** start of Entries **
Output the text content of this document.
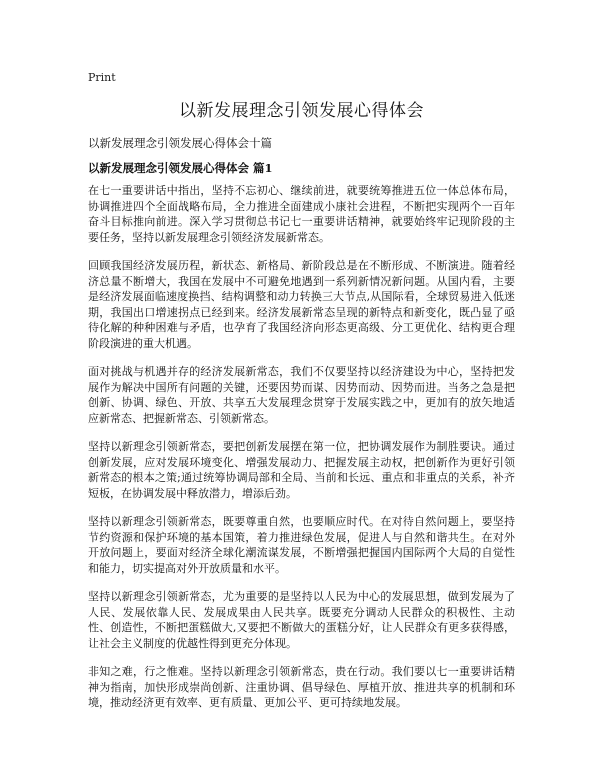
Print
以新发展理念引领发展心得体会
以新发展理念引领发展心得体会十篇
以新发展理念引领发展心得体会 篇1

在七一重要讲话中指出，坚持不忘初心、继续前进，就要统筹推进五位一体总体布局，协调推进四个全面战略布局，全力推进全面建成小康社会进程，不断把实现两个一百年奋斗目标推向前进。深入学习贯彻总书记七一重要讲话精神，就要始终牢记现阶段的主要任务，坚持以新发展理念引领经济发展新常态。

回顾我国经济发展历程，新状态、新格局、新阶段总是在不断形成、不断演进。随着经济总量不断增大，我国在发展中不可避免地遇到一系列新情况新问题。从国内看，主要是经济发展面临速度换挡、结构调整和动力转换三大节点,从国际看，全球贸易进入低迷期，我国出口增速拐点已经到来。经济发展新常态呈现的新特点和新变化，既凸显了亟待化解的种种困难与矛盾，也孕育了我国经济向形态更高级、分工更优化、结构更合理阶段演进的重大机遇。

面对挑战与机遇并存的经济发展新常态，我们不仅要坚持以经济建设为中心，坚持把发展作为解决中国所有问题的关键，还要因势而谋、因势而动、因势而进。当务之急是把创新、协调、绿色、开放、共享五大发展理念贯穿于发展实践之中，更加有的放矢地适应新常态、把握新常态、引领新常态。

坚持以新理念引领新常态，要把创新发展摆在第一位，把协调发展作为制胜要诀。通过创新发展，应对发展环境变化、增强发展动力、把握发展主动权，把创新作为更好引领新常态的根本之策;通过统筹协调局部和全局、当前和长远、重点和非重点的关系，补齐短板，在协调发展中释放潜力，增添后劲。

坚持以新理念引领新常态，既要尊重自然，也要顺应时代。在对待自然问题上，要坚持节约资源和保护环境的基本国策，着力推进绿色发展，促进人与自然和谐共生。在对外开放问题上，要面对经济全球化潮流谋发展，不断增强把握国内国际两个大局的自觉性和能力，切实提高对外开放质量和水平。

坚持以新理念引领新常态，尤为重要的是坚持以人民为中心的发展思想，做到发展为了人民、发展依靠人民、发展成果由人民共享。既要充分调动人民群众的积极性、主动性、创造性，不断把蛋糕做大,又要把不断做大的蛋糕分好，让人民群众有更多获得感，让社会主义制度的优越性得到更充分体现。

非知之难，行之惟难。坚持以新理念引领新常态，贵在行动。我们要以七一重要讲话精神为指南，加快形成崇尚创新、注重协调、倡导绿色、厚植开放、推进共享的机制和环境，推动经济更有效率、更有质量、更加公平、更可持续地发展。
** end of Entries **
**Short task**: Omit the pictures and reproduce the listing exactly.

**Answer to this exercise**:
Output the text content of this document.
Print
以新发展理念引领发展心得体会
以新发展理念引领发展心得体会十篇
以新发展理念引领发展心得体会 篇1

在七一重要讲话中指出，坚持不忘初心、继续前进，就要统筹推进五位一体总体布局，协调推进四个全面战略布局，全力推进全面建成小康社会进程，不断把实现两个一百年奋斗目标推向前进。深入学习贯彻总书记七一重要讲话精神，就要始终牢记现阶段的主要任务，坚持以新发展理念引领经济发展新常态。

回顾我国经济发展历程，新状态、新格局、新阶段总是在不断形成、不断演进。随着经济总量不断增大，我国在发展中不可避免地遇到一系列新情况新问题。从国内看，主要是经济发展面临速度换挡、结构调整和动力转换三大节点,从国际看，全球贸易进入低迷期，我国出口增速拐点已经到来。经济发展新常态呈现的新特点和新变化，既凸显了亟待化解的种种困难与矛盾，也孕育了我国经济向形态更高级、分工更优化、结构更合理阶段演进的重大机遇。

面对挑战与机遇并存的经济发展新常态，我们不仅要坚持以经济建设为中心，坚持把发展作为解决中国所有问题的关键，还要因势而谋、因势而动、因势而进。当务之急是把创新、协调、绿色、开放、共享五大发展理念贯穿于发展实践之中，更加有的放矢地适应新常态、把握新常态、引领新常态。

坚持以新理念引领新常态，要把创新发展摆在第一位，把协调发展作为制胜要诀。通过创新发展，应对发展环境变化、增强发展动力、把握发展主动权，把创新作为更好引领新常态的根本之策;通过统筹协调局部和全局、当前和长远、重点和非重点的关系，补齐短板，在协调发展中释放潜力，增添后劲。

坚持以新理念引领新常态，既要尊重自然，也要顺应时代。在对待自然问题上，要坚持节约资源和保护环境的基本国策，着力推进绿色发展，促进人与自然和谐共生。在对外开放问题上，要面对经济全球化潮流谋发展，不断增强把握国内国际两个大局的自觉性和能力，切实提高对外开放质量和水平。

坚持以新理念引领新常态，尤为重要的是坚持以人民为中心的发展思想，做到发展为了人民、发展依靠人民、发展成果由人民共享。既要充分调动人民群众的积极性、主动性、创造性，不断把蛋糕做大,又要把不断做大的蛋糕分好，让人民群众有更多获得感，让社会主义制度的优越性得到更充分体现。

非知之难，行之惟难。坚持以新理念引领新常态，贵在行动。我们要以七一重要讲话精神为指南，加快形成崇尚创新、注重协调、倡导绿色、厚植开放、推进共享的机制和环境，推动经济更有效率、更有质量、更加公平、更可持续地发展。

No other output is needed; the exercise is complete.